Write the records out again exactly, leaving no images in.

▸ **Input rows**:
════════════════════

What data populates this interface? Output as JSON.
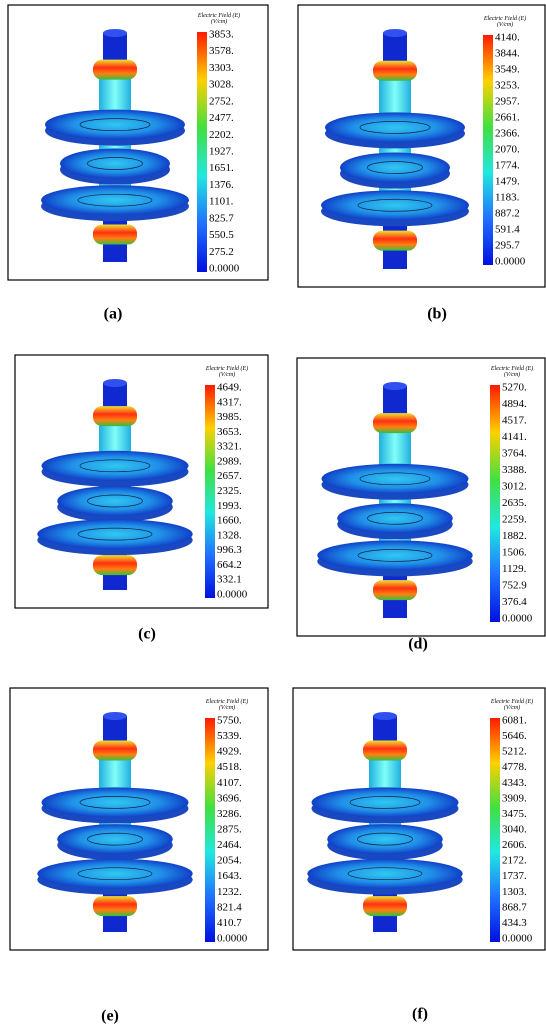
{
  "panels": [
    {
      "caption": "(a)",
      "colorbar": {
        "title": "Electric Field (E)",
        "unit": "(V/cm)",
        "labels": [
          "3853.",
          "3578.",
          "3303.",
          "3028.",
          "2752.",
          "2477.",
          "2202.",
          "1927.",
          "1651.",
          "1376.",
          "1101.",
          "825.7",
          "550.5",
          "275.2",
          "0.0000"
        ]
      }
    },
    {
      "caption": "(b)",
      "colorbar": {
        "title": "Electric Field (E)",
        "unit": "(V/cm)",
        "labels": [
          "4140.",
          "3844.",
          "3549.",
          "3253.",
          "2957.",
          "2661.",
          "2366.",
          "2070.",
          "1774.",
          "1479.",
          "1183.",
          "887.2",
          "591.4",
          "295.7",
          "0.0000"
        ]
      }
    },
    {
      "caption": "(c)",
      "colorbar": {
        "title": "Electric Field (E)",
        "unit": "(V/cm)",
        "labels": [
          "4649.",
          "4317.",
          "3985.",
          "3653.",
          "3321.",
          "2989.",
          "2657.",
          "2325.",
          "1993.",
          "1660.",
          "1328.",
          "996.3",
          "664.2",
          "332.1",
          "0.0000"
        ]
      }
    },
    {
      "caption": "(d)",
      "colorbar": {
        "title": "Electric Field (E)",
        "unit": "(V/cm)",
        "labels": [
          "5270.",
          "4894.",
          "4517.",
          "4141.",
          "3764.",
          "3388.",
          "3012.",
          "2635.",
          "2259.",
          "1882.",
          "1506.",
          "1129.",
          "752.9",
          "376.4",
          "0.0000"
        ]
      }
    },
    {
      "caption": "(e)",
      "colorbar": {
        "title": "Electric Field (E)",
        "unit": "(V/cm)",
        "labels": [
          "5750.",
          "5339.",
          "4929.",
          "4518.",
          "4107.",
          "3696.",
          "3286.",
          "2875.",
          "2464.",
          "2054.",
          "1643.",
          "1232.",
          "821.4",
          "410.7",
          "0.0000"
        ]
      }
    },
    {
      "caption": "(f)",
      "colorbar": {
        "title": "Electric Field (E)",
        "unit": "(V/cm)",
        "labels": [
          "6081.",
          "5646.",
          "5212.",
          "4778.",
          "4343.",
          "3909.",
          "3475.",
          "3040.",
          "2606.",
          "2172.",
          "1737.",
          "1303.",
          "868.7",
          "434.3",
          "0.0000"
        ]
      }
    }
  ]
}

════════════════════

▸ **Final result**:
What data populates this interface? Output as JSON.
{
  "panels": [
    {
      "caption": "(a)",
      "colorbar": {
        "title": "Electric Field (E)",
        "unit": "(V/cm)",
        "labels": [
          "3853.",
          "3578.",
          "3303.",
          "3028.",
          "2752.",
          "2477.",
          "2202.",
          "1927.",
          "1651.",
          "1376.",
          "1101.",
          "825.7",
          "550.5",
          "275.2",
          "0.0000"
        ]
      }
    },
    {
      "caption": "(b)",
      "colorbar": {
        "title": "Electric Field (E)",
        "unit": "(V/cm)",
        "labels": [
          "4140.",
          "3844.",
          "3549.",
          "3253.",
          "2957.",
          "2661.",
          "2366.",
          "2070.",
          "1774.",
          "1479.",
          "1183.",
          "887.2",
          "591.4",
          "295.7",
          "0.0000"
        ]
      }
    },
    {
      "caption": "(c)",
      "colorbar": {
        "title": "Electric Field (E)",
        "unit": "(V/cm)",
        "labels": [
          "4649.",
          "4317.",
          "3985.",
          "3653.",
          "3321.",
          "2989.",
          "2657.",
          "2325.",
          "1993.",
          "1660.",
          "1328.",
          "996.3",
          "664.2",
          "332.1",
          "0.0000"
        ]
      }
    },
    {
      "caption": "(d)",
      "colorbar": {
        "title": "Electric Field (E)",
        "unit": "(V/cm)",
        "labels": [
          "5270.",
          "4894.",
          "4517.",
          "4141.",
          "3764.",
          "3388.",
          "3012.",
          "2635.",
          "2259.",
          "1882.",
          "1506.",
          "1129.",
          "752.9",
          "376.4",
          "0.0000"
        ]
      }
    },
    {
      "caption": "(e)",
      "colorbar": {
        "title": "Electric Field (E)",
        "unit": "(V/cm)",
        "labels": [
          "5750.",
          "5339.",
          "4929.",
          "4518.",
          "4107.",
          "3696.",
          "3286.",
          "2875.",
          "2464.",
          "2054.",
          "1643.",
          "1232.",
          "821.4",
          "410.7",
          "0.0000"
        ]
      }
    },
    {
      "caption": "(f)",
      "colorbar": {
        "title": "Electric Field (E)",
        "unit": "(V/cm)",
        "labels": [
          "6081.",
          "5646.",
          "5212.",
          "4778.",
          "4343.",
          "3909.",
          "3475.",
          "3040.",
          "2606.",
          "2172.",
          "1737.",
          "1303.",
          "868.7",
          "434.3",
          "0.0000"
        ]
      }
    }
  ]
}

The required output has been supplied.